EXERCISE PROMPT: Exactly as they appear, output all of the records. Skip any images.

DATASET EXTRACT:
****************
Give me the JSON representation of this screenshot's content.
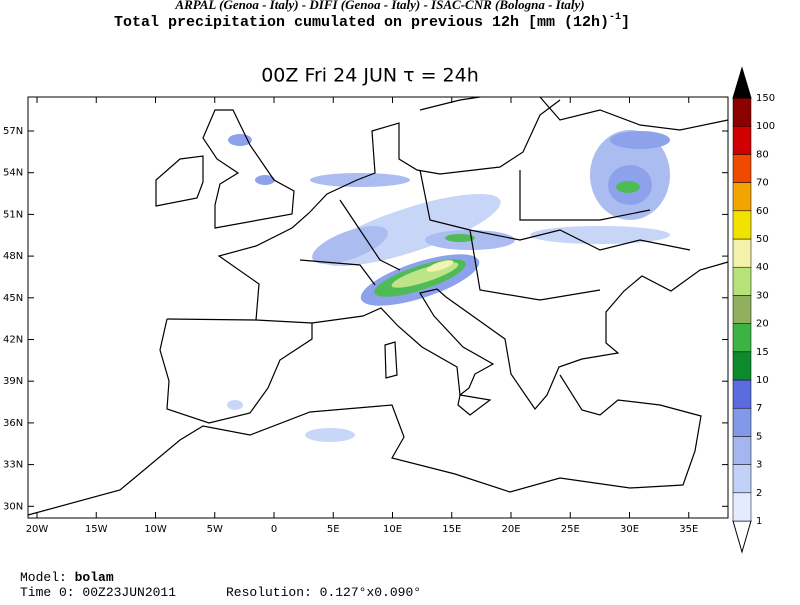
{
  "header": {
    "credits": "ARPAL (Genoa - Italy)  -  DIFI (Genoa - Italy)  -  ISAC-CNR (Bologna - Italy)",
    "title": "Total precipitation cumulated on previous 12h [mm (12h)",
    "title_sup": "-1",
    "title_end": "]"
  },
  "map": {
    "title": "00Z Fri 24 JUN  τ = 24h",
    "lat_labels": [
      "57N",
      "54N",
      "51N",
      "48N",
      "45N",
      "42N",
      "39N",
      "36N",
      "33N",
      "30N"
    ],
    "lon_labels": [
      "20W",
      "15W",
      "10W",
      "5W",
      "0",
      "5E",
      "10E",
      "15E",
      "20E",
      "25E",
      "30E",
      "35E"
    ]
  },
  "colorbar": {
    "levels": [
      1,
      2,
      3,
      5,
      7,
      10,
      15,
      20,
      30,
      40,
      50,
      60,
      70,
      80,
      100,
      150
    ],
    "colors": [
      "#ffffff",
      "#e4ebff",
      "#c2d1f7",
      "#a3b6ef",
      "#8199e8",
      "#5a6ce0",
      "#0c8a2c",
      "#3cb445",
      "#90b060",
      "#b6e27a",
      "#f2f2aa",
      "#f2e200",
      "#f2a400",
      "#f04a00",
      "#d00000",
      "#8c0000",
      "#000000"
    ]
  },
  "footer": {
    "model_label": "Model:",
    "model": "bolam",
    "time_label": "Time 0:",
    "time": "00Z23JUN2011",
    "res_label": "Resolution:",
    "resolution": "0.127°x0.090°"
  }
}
****************
EXERCISE SOLUTION:
Give me the JSON representation of this screenshot's content.
{
  "header": {
    "credits": "ARPAL (Genoa - Italy)  -  DIFI (Genoa - Italy)  -  ISAC-CNR (Bologna - Italy)",
    "title": "Total precipitation cumulated on previous 12h [mm (12h)",
    "title_sup": "-1",
    "title_end": "]"
  },
  "map": {
    "title": "00Z Fri 24 JUN  τ = 24h",
    "lat_labels": [
      "57N",
      "54N",
      "51N",
      "48N",
      "45N",
      "42N",
      "39N",
      "36N",
      "33N",
      "30N"
    ],
    "lon_labels": [
      "20W",
      "15W",
      "10W",
      "5W",
      "0",
      "5E",
      "10E",
      "15E",
      "20E",
      "25E",
      "30E",
      "35E"
    ]
  },
  "colorbar": {
    "levels": [
      1,
      2,
      3,
      5,
      7,
      10,
      15,
      20,
      30,
      40,
      50,
      60,
      70,
      80,
      100,
      150
    ],
    "colors": [
      "#ffffff",
      "#e4ebff",
      "#c2d1f7",
      "#a3b6ef",
      "#8199e8",
      "#5a6ce0",
      "#0c8a2c",
      "#3cb445",
      "#90b060",
      "#b6e27a",
      "#f2f2aa",
      "#f2e200",
      "#f2a400",
      "#f04a00",
      "#d00000",
      "#8c0000",
      "#000000"
    ]
  },
  "footer": {
    "model_label": "Model:",
    "model": "bolam",
    "time_label": "Time 0:",
    "time": "00Z23JUN2011",
    "res_label": "Resolution:",
    "resolution": "0.127°x0.090°"
  }
}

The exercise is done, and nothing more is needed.